_Information supplied_
········

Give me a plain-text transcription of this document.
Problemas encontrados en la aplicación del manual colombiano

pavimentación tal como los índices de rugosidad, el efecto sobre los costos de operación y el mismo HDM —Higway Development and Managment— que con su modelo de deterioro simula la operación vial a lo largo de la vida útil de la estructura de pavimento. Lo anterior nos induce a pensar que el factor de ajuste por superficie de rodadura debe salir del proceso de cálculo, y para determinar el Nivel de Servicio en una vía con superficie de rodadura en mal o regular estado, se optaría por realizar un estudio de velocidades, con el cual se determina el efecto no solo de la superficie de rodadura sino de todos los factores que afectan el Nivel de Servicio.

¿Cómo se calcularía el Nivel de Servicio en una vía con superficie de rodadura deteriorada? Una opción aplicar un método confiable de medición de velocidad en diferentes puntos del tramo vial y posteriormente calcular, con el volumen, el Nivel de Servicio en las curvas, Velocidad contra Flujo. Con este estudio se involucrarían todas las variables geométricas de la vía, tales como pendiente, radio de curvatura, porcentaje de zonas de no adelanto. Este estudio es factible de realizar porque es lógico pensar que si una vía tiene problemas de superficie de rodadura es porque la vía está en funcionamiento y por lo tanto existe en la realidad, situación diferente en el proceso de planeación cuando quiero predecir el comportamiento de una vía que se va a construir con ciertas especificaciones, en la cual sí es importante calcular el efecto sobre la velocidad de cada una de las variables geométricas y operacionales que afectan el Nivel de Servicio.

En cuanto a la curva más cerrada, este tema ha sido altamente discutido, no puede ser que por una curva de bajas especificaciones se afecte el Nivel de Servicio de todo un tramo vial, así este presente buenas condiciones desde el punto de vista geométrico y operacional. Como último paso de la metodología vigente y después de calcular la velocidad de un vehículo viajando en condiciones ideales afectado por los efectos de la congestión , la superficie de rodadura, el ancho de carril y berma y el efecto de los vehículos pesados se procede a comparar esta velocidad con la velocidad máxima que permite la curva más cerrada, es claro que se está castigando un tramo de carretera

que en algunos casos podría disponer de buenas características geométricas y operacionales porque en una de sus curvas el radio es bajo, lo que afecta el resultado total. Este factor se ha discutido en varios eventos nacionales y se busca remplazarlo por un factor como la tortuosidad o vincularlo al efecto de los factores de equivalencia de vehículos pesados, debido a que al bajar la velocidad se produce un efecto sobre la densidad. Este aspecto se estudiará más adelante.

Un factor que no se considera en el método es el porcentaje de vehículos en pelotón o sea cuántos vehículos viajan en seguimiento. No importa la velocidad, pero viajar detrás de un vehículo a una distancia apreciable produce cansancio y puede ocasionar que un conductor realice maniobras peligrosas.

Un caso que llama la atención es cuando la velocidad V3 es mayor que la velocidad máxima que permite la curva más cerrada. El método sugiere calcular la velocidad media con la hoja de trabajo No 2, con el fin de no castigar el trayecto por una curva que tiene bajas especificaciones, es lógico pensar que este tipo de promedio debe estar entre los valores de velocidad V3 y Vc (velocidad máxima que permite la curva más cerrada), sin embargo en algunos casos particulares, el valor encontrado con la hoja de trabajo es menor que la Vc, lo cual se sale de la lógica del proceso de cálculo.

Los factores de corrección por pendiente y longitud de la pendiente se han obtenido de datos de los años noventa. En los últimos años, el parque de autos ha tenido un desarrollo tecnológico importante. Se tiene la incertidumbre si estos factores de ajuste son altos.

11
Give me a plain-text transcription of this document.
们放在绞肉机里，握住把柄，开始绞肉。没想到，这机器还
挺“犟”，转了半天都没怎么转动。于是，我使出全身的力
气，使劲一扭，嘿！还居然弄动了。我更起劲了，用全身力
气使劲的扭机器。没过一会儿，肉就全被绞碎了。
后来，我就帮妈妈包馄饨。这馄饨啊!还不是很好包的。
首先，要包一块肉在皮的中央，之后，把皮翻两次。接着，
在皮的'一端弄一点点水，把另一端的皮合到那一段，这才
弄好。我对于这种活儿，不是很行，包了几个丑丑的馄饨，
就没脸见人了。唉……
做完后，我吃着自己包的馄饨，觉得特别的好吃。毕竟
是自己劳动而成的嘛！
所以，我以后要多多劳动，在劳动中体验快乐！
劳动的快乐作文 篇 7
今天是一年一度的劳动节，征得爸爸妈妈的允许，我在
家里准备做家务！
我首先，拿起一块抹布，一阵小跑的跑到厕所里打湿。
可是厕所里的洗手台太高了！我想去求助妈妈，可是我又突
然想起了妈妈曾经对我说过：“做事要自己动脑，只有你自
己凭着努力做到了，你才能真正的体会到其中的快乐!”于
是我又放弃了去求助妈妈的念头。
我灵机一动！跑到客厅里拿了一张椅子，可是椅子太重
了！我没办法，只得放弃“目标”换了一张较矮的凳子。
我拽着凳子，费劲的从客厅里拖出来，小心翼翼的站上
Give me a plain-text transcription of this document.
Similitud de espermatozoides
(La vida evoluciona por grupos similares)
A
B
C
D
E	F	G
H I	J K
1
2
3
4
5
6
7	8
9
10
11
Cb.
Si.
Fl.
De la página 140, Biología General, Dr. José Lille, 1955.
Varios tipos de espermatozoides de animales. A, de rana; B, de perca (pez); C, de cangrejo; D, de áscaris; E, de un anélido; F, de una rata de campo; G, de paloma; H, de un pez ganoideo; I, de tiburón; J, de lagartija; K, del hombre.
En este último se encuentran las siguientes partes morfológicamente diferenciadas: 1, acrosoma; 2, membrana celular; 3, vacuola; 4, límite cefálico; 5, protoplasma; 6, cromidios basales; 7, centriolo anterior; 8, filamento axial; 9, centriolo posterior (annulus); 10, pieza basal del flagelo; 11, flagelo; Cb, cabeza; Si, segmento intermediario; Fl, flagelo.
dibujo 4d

········

Transcribe every entry verbatim.

Give me a plain-text transcription of this document.
Problemas encontrados en la aplicación del manual colombiano

pavimentación tal como los índices de rugosidad, el efecto sobre los costos de operación y el mismo HDM —Higway Development and Managment— que con su modelo de deterioro simula la operación vial a lo largo de la vida útil de la estructura de pavimento. Lo anterior nos induce a pensar que el factor de ajuste por superficie de rodadura debe salir del proceso de cálculo, y para determinar el Nivel de Servicio en una vía con superficie de rodadura en mal o regular estado, se optaría por realizar un estudio de velocidades, con el cual se determina el efecto no solo de la superficie de rodadura sino de todos los factores que afectan el Nivel de Servicio.

¿Cómo se calcularía el Nivel de Servicio en una vía con superficie de rodadura deteriorada? Una opción aplicar un método confiable de medición de velocidad en diferentes puntos del tramo vial y posteriormente calcular, con el volumen, el Nivel de Servicio en las curvas, Velocidad contra Flujo. Con este estudio se involucrarían todas las variables geométricas de la vía, tales como pendiente, radio de curvatura, porcentaje de zonas de no adelanto. Este estudio es factible de realizar porque es lógico pensar que si una vía tiene problemas de superficie de rodadura es porque la vía está en funcionamiento y por lo tanto existe en la realidad, situación diferente en el proceso de planeación cuando quiero predecir el comportamiento de una vía que se va a construir con ciertas especificaciones, en la cual sí es importante calcular el efecto sobre la velocidad de cada una de las variables geométricas y operacionales que afectan el Nivel de Servicio.

En cuanto a la curva más cerrada, este tema ha sido altamente discutido, no puede ser que por una curva de bajas especificaciones se afecte el Nivel de Servicio de todo un tramo vial, así este presente buenas condiciones desde el punto de vista geométrico y operacional. Como último paso de la metodología vigente y después de calcular la velocidad de un vehículo viajando en condiciones ideales afectado por los efectos de la congestión , la superficie de rodadura, el ancho de carril y berma y el efecto de los vehículos pesados se procede a comparar esta velocidad con la velocidad máxima que permite la curva más cerrada, es claro que se está castigando un tramo de carretera

que en algunos casos podría disponer de buenas características geométricas y operacionales porque en una de sus curvas el radio es bajo, lo que afecta el resultado total. Este factor se ha discutido en varios eventos nacionales y se busca remplazarlo por un factor como la tortuosidad o vincularlo al efecto de los factores de equivalencia de vehículos pesados, debido a que al bajar la velocidad se produce un efecto sobre la densidad. Este aspecto se estudiará más adelante.

Un factor que no se considera en el método es el porcentaje de vehículos en pelotón o sea cuántos vehículos viajan en seguimiento. No importa la velocidad, pero viajar detrás de un vehículo a una distancia apreciable produce cansancio y puede ocasionar que un conductor realice maniobras peligrosas.

Un caso que llama la atención es cuando la velocidad V3 es mayor que la velocidad máxima que permite la curva más cerrada. El método sugiere calcular la velocidad media con la hoja de trabajo No 2, con el fin de no castigar el trayecto por una curva que tiene bajas especificaciones, es lógico pensar que este tipo de promedio debe estar entre los valores de velocidad V3 y Vc (velocidad máxima que permite la curva más cerrada), sin embargo en algunos casos particulares, el valor encontrado con la hoja de trabajo es menor que la Vc, lo cual se sale de la lógica del proceso de cálculo.

Los factores de corrección por pendiente y longitud de la pendiente se han obtenido de datos de los años noventa. En los últimos años, el parque de autos ha tenido un desarrollo tecnológico importante. Se tiene la incertidumbre si estos factores de ajuste son altos.

11
Give me a plain-text transcription of this document.
们放在绞肉机里，握住把柄，开始绞肉。没想到，这机器还
挺“犟”，转了半天都没怎么转动。于是，我使出全身的力
气，使劲一扭，嘿！还居然弄动了。我更起劲了，用全身力
气使劲的扭机器。没过一会儿，肉就全被绞碎了。
后来，我就帮妈妈包馄饨。这馄饨啊!还不是很好包的。
首先，要包一块肉在皮的中央，之后，把皮翻两次。接着，
在皮的'一端弄一点点水，把另一端的皮合到那一段，这才
弄好。我对于这种活儿，不是很行，包了几个丑丑的馄饨，
就没脸见人了。唉……
做完后，我吃着自己包的馄饨，觉得特别的好吃。毕竟
是自己劳动而成的嘛！
所以，我以后要多多劳动，在劳动中体验快乐！
劳动的快乐作文 篇 7
今天是一年一度的劳动节，征得爸爸妈妈的允许，我在
家里准备做家务！
我首先，拿起一块抹布，一阵小跑的跑到厕所里打湿。
可是厕所里的洗手台太高了！我想去求助妈妈，可是我又突
然想起了妈妈曾经对我说过：“做事要自己动脑，只有你自
己凭着努力做到了，你才能真正的体会到其中的快乐!”于
是我又放弃了去求助妈妈的念头。
我灵机一动！跑到客厅里拿了一张椅子，可是椅子太重
了！我没办法，只得放弃“目标”换了一张较矮的凳子。
我拽着凳子，费劲的从客厅里拖出来，小心翼翼的站上
Give me a plain-text transcription of this document.
Similitud de espermatozoides
(La vida evoluciona por grupos similares)
A
B
C
D
E	F	G
H I	J K
1
2
3
4
5
6
7	8
9
10
11
Cb.
Si.
Fl.
De la página 140, Biología General, Dr. José Lille, 1955.
Varios tipos de espermatozoides de animales. A, de rana; B, de perca (pez); C, de cangrejo; D, de áscaris; E, de un anélido; F, de una rata de campo; G, de paloma; H, de un pez ganoideo; I, de tiburón; J, de lagartija; K, del hombre.
En este último se encuentran las siguientes partes morfológicamente diferenciadas: 1, acrosoma; 2, membrana celular; 3, vacuola; 4, límite cefálico; 5, protoplasma; 6, cromidios basales; 7, centriolo anterior; 8, filamento axial; 9, centriolo posterior (annulus); 10, pieza basal del flagelo; 11, flagelo; Cb, cabeza; Si, segmento intermediario; Fl, flagelo.
dibujo 4d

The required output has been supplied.